*Instruction:*
Reproduce the part of the passage on children's active commuting to school that starts with "Researchers have been" and goes on through "route to school.".

*Passage given:*
>>

Knowing the factors associated with physical activity in commuting is important because it may provide support for the planning of interventions. In this sense, available studies show that the characteristics of the building environment (school location, presence of sidewalks, traffic safety, number of roads to cross, among others) may influence how parents choose to commute their children from home to school14-16. In this same sense, results from other investigations also suggest that the improvement in road infrastructure may contribute to promote active commuting in several population groups17,18.

Researchers have been paying particular attention to the study on how the physical and social environment may influence or be associated with active commuting to school19-21. Salmon et al.22 conducted a study aimed to examine the association between individual, social and environmental barriers and active commuting to school in children aged 4 to 13 years. The results found showed an inverse association between the barriers mentioned by parents and child's active commuting. The social barriers reported were the fact that there was no other child to walk to school with their child, there were no adults to walk with, and parents' concerns with the risks their children may face when walking to school. The environmental barriers identified were distance from home to school and the lack of a direct route to school.

In view of the foregoing, it is observed that efforts have been made to find evidence on how the physical and social environment has influenced children's active commuting to school. However, the studies already performed included simultaneously children and adolescents in the samples. This is the first study conducted in Brazil addressing this issue in the preschool population, a fact that indicates the existence of an important knowledge gap, especially considering the continental size of the country and the existing inter-regional differences.

The socioecological model23 proposes a conceptual framework through which it is possible to analyze factors potentially correlated with physical activity in childhood. It is a model which establishes that the factors associated with physical activity are multidimensional and act based on connections between individual, social, physical and environmental domains. Using the theoretical basis of the socioecological model, the aim of this study was to analyze the association between the characteristics of the physical and social environment near schools and active commuting from home to school among preschool children.

<<

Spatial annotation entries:
>>

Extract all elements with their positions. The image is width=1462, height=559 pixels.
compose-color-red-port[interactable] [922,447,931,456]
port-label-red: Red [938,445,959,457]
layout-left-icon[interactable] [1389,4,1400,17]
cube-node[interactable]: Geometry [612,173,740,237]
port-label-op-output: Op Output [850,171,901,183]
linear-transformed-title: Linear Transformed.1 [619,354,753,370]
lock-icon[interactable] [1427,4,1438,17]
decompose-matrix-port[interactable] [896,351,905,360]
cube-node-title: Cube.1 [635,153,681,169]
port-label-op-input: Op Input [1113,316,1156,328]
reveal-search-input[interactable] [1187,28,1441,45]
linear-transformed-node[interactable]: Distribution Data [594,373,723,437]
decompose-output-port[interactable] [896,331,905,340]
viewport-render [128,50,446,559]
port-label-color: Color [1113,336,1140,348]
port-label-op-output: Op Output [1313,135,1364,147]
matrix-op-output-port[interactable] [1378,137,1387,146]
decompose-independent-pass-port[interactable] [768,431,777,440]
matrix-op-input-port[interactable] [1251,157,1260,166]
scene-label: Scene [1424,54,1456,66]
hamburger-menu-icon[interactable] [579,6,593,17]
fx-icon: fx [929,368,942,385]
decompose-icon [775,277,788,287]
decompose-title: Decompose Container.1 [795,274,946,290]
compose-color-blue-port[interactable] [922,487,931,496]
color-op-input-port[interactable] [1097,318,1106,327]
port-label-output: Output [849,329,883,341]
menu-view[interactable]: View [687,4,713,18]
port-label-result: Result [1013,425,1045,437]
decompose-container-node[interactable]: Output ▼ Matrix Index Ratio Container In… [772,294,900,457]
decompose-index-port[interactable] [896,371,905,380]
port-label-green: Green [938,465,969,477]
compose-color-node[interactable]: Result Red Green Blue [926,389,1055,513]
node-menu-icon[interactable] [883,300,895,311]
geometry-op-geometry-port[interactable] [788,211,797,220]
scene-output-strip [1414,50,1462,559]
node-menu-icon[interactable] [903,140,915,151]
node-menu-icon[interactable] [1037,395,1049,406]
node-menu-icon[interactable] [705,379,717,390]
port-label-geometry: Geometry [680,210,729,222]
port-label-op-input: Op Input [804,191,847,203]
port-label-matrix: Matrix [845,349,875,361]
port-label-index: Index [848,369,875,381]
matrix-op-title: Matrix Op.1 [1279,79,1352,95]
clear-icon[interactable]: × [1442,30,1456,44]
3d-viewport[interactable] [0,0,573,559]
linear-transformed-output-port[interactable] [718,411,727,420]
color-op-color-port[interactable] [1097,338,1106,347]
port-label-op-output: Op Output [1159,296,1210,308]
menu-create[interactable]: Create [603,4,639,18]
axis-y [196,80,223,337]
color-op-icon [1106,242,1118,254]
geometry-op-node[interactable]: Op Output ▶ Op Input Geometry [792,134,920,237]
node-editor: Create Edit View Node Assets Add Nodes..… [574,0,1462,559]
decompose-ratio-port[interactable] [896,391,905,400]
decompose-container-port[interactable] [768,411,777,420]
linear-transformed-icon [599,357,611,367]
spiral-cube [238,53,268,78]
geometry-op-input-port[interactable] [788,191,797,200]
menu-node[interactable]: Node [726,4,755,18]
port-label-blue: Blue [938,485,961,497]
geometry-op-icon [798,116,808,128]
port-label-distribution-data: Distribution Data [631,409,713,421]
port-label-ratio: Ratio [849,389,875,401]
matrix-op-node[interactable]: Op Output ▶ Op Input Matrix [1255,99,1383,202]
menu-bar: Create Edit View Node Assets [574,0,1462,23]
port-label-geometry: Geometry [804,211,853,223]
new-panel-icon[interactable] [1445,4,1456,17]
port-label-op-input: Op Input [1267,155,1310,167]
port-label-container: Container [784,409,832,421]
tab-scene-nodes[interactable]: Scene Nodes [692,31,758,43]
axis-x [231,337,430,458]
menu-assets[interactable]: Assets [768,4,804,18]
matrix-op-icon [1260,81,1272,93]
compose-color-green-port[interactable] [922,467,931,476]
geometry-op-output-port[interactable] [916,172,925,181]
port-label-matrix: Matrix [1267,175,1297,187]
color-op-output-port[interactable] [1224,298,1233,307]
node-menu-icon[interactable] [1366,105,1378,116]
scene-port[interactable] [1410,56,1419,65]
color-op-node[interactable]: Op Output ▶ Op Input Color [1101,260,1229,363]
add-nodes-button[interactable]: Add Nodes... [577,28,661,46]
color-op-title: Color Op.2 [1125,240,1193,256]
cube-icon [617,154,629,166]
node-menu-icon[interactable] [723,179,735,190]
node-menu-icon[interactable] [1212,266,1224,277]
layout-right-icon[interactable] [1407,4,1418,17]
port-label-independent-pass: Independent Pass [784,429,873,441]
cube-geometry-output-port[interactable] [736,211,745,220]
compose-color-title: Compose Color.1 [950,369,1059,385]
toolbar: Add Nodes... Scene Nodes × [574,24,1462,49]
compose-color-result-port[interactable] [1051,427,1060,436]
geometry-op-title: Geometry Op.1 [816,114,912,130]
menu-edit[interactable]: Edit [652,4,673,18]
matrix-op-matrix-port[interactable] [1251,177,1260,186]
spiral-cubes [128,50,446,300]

<<

*Exercise response:*
Researchers have been paying particular attention to the study on how the physical and social environment may influence or be associated with active commuting to school19-21. Salmon et al.22 conducted a study aimed to examine the association between individual, social and environmental barriers and active commuting to school in children aged 4 to 13 years. The results found showed an inverse association between the barriers mentioned by parents and child's active commuting. The social barriers reported were the fact that there was no other child to walk to school with their child, there were no adults to walk with, and parents' concerns with the risks their children may face when walking to school. The environmental barriers identified were distance from home to school and the lack of a direct route to school.